Using the listing below, select the lines with the word "screenshot" and copy them.

>> Start Records

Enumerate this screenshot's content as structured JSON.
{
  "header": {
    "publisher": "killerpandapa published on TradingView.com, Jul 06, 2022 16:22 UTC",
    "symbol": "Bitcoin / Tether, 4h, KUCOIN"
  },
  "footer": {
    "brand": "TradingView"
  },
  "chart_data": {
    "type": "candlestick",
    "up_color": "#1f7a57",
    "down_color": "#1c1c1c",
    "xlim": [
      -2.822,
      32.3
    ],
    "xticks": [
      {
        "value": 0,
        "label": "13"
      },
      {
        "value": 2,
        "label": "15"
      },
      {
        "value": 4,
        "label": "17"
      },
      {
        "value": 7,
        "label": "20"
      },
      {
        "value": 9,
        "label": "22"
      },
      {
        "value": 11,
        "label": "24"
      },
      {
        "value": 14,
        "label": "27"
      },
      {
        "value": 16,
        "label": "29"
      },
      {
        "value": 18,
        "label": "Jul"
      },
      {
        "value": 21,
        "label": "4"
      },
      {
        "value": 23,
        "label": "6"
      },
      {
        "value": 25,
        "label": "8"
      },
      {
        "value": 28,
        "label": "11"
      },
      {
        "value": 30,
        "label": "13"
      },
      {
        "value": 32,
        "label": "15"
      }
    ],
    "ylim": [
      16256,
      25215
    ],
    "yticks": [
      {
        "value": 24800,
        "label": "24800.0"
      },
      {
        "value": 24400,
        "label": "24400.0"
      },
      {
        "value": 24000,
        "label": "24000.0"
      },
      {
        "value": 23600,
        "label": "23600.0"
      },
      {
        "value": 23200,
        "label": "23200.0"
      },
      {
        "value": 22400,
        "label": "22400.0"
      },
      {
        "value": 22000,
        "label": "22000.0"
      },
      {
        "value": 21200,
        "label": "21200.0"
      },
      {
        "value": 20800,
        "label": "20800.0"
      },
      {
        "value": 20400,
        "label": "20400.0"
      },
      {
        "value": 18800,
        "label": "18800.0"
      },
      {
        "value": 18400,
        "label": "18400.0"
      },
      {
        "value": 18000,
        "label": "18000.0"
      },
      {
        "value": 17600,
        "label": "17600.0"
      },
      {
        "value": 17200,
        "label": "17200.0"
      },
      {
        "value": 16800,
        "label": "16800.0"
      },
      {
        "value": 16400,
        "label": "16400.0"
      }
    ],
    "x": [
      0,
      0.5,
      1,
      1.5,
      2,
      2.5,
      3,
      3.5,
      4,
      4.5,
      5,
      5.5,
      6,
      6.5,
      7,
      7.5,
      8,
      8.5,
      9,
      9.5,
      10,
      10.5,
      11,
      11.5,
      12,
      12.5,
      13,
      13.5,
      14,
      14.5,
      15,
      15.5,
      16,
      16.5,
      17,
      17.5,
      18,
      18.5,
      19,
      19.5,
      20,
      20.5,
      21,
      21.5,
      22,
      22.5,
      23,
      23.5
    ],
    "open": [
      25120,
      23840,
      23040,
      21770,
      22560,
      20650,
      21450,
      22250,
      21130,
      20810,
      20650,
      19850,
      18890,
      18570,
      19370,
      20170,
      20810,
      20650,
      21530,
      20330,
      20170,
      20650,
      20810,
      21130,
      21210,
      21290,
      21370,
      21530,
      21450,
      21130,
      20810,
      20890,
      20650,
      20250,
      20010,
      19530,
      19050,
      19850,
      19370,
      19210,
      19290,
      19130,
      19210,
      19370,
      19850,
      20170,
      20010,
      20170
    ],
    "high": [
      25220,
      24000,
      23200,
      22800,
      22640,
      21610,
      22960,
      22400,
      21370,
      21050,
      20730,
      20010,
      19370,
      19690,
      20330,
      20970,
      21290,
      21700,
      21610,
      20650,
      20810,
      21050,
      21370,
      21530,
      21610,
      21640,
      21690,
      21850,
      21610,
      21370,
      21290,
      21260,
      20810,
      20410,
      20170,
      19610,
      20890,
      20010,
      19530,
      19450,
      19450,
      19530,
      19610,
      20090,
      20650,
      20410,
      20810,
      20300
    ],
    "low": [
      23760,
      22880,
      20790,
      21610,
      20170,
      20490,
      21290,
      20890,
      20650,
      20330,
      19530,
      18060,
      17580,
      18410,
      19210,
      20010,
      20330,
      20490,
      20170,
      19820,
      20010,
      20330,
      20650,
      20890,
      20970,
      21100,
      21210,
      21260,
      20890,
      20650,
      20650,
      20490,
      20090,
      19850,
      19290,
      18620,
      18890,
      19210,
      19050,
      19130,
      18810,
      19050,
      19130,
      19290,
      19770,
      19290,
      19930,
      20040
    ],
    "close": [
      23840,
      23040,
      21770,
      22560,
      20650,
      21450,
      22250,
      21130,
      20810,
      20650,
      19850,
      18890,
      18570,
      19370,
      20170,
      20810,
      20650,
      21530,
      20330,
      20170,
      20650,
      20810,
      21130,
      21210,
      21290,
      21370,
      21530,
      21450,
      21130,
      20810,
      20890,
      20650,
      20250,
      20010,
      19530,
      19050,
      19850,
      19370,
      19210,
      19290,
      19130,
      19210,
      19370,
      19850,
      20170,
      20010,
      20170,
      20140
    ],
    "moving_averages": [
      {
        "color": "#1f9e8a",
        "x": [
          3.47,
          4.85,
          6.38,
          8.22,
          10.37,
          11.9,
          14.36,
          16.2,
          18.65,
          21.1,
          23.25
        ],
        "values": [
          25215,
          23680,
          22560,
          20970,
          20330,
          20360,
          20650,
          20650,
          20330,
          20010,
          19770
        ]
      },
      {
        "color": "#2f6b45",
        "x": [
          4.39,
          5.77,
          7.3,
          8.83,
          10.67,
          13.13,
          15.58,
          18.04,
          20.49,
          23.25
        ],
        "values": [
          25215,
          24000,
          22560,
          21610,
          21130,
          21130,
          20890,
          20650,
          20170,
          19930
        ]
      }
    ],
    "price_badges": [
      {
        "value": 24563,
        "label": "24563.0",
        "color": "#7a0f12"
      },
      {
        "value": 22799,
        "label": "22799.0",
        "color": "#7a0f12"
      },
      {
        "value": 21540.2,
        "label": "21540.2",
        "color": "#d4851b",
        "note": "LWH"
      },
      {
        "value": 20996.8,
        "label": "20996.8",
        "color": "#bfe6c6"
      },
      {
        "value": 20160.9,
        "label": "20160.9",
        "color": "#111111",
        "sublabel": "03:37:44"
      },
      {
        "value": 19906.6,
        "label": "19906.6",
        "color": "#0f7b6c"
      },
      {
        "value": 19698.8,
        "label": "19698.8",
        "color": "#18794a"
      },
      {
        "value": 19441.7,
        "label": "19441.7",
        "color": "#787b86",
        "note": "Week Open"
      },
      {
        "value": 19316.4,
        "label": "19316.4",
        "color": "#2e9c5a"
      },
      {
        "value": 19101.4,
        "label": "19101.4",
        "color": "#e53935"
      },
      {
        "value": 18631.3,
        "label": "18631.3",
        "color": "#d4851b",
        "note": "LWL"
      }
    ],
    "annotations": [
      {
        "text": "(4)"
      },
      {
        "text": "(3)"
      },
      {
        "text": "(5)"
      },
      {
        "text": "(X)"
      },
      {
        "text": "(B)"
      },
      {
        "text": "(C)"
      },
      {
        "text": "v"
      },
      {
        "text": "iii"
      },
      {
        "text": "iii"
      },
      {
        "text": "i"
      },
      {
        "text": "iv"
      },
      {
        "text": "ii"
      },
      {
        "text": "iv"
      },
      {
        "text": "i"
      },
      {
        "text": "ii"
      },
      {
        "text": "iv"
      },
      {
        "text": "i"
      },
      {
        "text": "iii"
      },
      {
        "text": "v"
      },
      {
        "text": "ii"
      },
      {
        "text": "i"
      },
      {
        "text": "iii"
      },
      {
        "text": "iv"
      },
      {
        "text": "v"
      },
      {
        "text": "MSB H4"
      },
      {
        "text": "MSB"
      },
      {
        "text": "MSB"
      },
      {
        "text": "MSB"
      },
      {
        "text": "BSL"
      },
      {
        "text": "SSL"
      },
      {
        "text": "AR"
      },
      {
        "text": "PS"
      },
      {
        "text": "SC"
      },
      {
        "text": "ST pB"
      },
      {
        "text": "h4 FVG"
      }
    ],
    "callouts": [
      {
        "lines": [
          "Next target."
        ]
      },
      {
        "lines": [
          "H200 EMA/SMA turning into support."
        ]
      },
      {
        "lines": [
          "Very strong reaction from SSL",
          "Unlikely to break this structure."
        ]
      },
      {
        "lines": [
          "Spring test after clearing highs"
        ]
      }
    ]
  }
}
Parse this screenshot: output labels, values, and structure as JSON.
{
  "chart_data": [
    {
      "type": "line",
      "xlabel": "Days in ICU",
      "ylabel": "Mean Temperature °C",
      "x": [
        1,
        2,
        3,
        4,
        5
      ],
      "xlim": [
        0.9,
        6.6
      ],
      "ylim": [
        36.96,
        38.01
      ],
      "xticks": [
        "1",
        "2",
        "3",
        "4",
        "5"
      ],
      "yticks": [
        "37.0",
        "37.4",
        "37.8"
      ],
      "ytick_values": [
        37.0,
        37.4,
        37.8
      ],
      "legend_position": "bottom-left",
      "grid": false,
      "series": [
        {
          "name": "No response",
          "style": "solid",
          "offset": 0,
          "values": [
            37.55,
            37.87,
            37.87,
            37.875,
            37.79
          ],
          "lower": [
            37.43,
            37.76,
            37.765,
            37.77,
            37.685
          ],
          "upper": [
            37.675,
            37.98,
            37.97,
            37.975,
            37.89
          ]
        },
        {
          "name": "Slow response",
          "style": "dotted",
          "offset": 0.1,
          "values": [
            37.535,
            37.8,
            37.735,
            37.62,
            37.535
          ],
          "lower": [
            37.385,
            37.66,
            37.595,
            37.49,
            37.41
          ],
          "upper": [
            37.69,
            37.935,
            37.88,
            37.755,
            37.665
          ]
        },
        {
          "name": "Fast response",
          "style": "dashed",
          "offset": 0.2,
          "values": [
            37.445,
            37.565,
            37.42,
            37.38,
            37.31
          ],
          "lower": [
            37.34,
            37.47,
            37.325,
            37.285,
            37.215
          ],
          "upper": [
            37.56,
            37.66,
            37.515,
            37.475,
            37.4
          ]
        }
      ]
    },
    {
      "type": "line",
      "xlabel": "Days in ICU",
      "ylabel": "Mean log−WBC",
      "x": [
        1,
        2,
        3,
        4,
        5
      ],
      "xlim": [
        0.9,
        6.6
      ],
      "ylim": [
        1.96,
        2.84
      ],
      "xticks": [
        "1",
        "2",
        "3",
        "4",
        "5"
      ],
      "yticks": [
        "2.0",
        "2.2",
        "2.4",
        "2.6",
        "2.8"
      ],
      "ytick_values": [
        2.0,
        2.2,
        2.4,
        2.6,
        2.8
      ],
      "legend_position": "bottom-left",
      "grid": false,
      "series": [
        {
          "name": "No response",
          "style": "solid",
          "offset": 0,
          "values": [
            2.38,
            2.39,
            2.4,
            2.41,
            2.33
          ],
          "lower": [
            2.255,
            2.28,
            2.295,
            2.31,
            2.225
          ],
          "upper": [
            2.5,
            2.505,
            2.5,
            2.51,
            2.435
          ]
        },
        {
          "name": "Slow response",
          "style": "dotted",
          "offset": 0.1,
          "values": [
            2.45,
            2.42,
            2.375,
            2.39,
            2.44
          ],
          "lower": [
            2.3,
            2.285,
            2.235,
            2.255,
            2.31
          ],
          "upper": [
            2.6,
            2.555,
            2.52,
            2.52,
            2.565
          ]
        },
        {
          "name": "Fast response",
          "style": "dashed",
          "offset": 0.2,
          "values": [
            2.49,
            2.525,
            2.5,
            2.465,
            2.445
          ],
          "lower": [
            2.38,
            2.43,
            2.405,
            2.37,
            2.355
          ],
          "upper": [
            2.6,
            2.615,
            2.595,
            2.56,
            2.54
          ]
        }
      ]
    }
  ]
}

>> End Records

▸ Problem solution
Enumerate this screenshot's content as structured JSON.
Parse this screenshot: output labels, values, and structure as JSON.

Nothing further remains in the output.